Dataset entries
------------------------------------

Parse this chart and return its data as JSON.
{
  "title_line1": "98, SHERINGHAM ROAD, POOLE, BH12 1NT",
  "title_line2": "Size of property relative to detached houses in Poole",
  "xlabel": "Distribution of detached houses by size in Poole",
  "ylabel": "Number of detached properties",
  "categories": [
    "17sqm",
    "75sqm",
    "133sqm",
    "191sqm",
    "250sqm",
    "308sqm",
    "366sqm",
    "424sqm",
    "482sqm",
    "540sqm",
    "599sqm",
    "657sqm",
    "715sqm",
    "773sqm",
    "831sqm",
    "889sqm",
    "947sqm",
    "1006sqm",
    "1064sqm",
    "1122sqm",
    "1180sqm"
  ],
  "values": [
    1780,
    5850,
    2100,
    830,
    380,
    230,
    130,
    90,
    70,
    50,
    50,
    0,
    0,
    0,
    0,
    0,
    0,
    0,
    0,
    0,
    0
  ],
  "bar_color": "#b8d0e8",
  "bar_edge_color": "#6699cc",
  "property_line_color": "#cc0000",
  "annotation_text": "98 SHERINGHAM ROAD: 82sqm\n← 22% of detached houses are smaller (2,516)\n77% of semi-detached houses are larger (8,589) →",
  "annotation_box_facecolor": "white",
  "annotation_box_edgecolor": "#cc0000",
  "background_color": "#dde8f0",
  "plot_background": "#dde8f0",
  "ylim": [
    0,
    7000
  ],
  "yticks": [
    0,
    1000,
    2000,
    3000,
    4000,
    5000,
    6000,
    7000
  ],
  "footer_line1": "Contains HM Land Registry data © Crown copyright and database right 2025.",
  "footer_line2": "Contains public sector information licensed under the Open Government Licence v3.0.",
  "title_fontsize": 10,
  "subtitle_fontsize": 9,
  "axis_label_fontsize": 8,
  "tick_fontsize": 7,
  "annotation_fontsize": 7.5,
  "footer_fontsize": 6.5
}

------------------------------------

§ Task requirements
Copy the material above back out, exactly as written.

§ Solution for this task
Parse this chart and return its data as JSON.
{
  "title_line1": "98, SHERINGHAM ROAD, POOLE, BH12 1NT",
  "title_line2": "Size of property relative to detached houses in Poole",
  "xlabel": "Distribution of detached houses by size in Poole",
  "ylabel": "Number of detached properties",
  "categories": [
    "17sqm",
    "75sqm",
    "133sqm",
    "191sqm",
    "250sqm",
    "308sqm",
    "366sqm",
    "424sqm",
    "482sqm",
    "540sqm",
    "599sqm",
    "657sqm",
    "715sqm",
    "773sqm",
    "831sqm",
    "889sqm",
    "947sqm",
    "1006sqm",
    "1064sqm",
    "1122sqm",
    "1180sqm"
  ],
  "values": [
    1780,
    5850,
    2100,
    830,
    380,
    230,
    130,
    90,
    70,
    50,
    50,
    0,
    0,
    0,
    0,
    0,
    0,
    0,
    0,
    0,
    0
  ],
  "bar_color": "#b8d0e8",
  "bar_edge_color": "#6699cc",
  "property_line_color": "#cc0000",
  "annotation_text": "98 SHERINGHAM ROAD: 82sqm\n← 22% of detached houses are smaller (2,516)\n77% of semi-detached houses are larger (8,589) →",
  "annotation_box_facecolor": "white",
  "annotation_box_edgecolor": "#cc0000",
  "background_color": "#dde8f0",
  "plot_background": "#dde8f0",
  "ylim": [
    0,
    7000
  ],
  "yticks": [
    0,
    1000,
    2000,
    3000,
    4000,
    5000,
    6000,
    7000
  ],
  "footer_line1": "Contains HM Land Registry data © Crown copyright and database right 2025.",
  "footer_line2": "Contains public sector information licensed under the Open Government Licence v3.0.",
  "title_fontsize": 10,
  "subtitle_fontsize": 9,
  "axis_label_fontsize": 8,
  "tick_fontsize": 7,
  "annotation_fontsize": 7.5,
  "footer_fontsize": 6.5
}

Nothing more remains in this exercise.